→ Exercise goal:
Scan the listing below. Copy each line that contains "Electrical".

------ Extracted information

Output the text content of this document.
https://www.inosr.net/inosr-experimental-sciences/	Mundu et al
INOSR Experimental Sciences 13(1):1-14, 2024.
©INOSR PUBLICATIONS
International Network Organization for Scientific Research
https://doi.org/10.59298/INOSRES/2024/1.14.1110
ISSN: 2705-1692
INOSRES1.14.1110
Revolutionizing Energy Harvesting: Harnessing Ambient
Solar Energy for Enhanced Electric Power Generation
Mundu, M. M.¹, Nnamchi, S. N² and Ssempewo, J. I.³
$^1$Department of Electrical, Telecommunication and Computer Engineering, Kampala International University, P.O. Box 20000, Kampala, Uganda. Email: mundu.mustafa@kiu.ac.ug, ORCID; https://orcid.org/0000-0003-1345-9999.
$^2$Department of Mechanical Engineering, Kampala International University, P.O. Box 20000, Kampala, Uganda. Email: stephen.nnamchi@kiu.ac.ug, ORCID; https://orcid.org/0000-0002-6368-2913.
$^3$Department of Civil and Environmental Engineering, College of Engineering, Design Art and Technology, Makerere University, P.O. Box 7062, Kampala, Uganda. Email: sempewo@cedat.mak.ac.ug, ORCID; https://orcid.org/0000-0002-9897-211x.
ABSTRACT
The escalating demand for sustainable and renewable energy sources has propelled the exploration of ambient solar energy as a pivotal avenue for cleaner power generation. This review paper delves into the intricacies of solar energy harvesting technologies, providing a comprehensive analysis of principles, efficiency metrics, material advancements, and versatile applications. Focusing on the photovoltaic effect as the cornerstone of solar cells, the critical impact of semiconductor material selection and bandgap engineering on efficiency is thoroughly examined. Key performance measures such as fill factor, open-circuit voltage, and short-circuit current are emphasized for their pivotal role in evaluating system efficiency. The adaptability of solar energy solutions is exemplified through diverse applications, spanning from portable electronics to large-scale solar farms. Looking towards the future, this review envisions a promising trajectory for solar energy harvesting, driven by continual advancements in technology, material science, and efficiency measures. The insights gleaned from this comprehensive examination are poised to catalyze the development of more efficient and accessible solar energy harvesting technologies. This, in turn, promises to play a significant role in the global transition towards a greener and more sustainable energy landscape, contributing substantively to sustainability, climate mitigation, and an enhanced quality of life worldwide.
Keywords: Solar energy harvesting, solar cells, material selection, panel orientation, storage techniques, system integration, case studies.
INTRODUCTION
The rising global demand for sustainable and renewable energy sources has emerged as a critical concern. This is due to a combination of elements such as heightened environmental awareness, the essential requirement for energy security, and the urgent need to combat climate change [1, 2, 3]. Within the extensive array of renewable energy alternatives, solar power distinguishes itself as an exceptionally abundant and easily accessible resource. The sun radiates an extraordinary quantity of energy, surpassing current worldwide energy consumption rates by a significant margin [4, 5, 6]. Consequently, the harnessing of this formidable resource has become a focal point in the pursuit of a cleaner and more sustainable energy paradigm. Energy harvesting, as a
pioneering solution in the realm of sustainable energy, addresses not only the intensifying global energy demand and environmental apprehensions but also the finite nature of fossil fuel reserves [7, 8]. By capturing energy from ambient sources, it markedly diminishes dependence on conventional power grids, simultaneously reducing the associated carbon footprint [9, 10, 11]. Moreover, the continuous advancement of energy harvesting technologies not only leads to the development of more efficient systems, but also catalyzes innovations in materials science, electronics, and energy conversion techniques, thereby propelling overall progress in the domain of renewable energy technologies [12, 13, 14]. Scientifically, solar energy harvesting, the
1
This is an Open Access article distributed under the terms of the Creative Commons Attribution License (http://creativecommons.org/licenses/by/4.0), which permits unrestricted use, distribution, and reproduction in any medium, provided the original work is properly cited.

------------
------ Extracted information

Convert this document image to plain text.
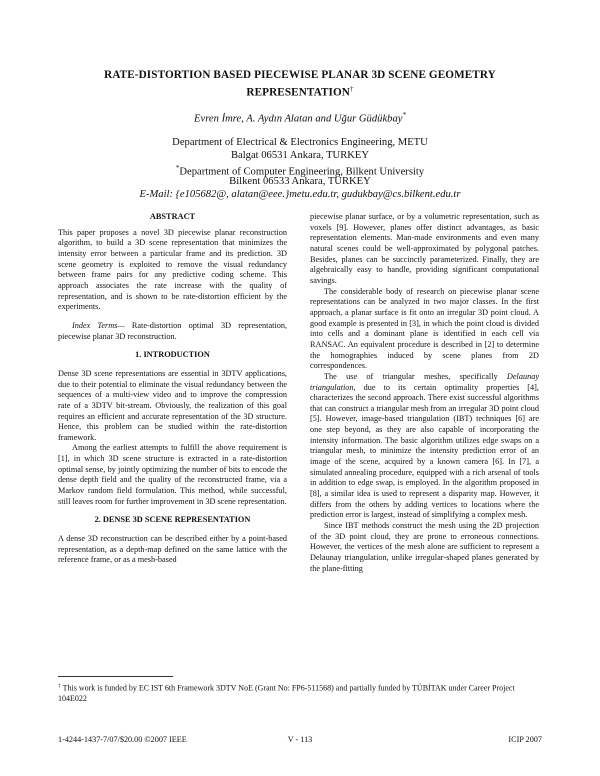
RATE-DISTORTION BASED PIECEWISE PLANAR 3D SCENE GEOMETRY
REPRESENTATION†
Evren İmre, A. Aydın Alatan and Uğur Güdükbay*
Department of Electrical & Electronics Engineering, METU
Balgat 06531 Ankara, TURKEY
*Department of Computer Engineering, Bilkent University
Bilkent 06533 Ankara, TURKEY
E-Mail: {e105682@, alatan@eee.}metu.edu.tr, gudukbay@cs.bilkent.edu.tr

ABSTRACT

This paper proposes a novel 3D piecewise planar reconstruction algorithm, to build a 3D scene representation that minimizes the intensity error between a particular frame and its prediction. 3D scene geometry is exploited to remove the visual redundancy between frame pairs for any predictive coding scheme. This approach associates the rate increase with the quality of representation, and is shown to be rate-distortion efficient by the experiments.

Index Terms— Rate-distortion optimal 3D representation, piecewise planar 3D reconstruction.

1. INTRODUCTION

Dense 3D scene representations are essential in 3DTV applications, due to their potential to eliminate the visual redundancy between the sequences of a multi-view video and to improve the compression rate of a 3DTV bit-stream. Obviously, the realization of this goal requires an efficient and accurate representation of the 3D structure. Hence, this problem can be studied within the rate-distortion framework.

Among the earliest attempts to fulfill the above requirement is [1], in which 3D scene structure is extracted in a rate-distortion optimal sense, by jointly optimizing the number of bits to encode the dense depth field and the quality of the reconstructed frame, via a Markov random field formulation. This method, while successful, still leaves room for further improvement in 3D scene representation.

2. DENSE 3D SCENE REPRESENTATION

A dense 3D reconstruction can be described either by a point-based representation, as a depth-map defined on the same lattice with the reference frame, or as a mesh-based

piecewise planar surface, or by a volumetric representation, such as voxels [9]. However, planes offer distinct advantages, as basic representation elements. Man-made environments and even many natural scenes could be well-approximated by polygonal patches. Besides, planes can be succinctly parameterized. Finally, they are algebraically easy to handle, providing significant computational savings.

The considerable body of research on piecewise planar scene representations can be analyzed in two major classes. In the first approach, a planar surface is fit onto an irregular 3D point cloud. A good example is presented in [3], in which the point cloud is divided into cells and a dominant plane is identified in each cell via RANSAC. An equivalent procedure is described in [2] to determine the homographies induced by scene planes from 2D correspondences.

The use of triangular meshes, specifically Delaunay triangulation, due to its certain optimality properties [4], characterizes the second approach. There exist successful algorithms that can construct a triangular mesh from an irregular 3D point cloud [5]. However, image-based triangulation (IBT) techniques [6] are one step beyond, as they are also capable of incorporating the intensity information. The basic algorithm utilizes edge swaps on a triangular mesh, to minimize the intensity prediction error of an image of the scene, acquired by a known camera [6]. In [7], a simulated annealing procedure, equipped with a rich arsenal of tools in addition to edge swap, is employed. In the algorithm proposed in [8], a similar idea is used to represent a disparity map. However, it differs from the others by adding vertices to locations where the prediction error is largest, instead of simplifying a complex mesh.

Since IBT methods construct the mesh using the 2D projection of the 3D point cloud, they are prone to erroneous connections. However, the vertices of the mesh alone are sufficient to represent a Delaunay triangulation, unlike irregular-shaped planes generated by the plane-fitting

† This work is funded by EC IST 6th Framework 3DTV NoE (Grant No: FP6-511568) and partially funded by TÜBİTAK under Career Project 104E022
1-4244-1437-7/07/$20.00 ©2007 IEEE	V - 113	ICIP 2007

------------

→ Result for this task:
$^1$Department of Electrical, Telecommunication and Computer Engineering, Kampala International University, P.O. Box 20000, Kampala, Uganda. Email: mundu.mustafa@kiu.ac.ug, ORCID; https://orcid.org/0000-0003-1345-9999.
Department of Electrical & Electronics Engineering, METU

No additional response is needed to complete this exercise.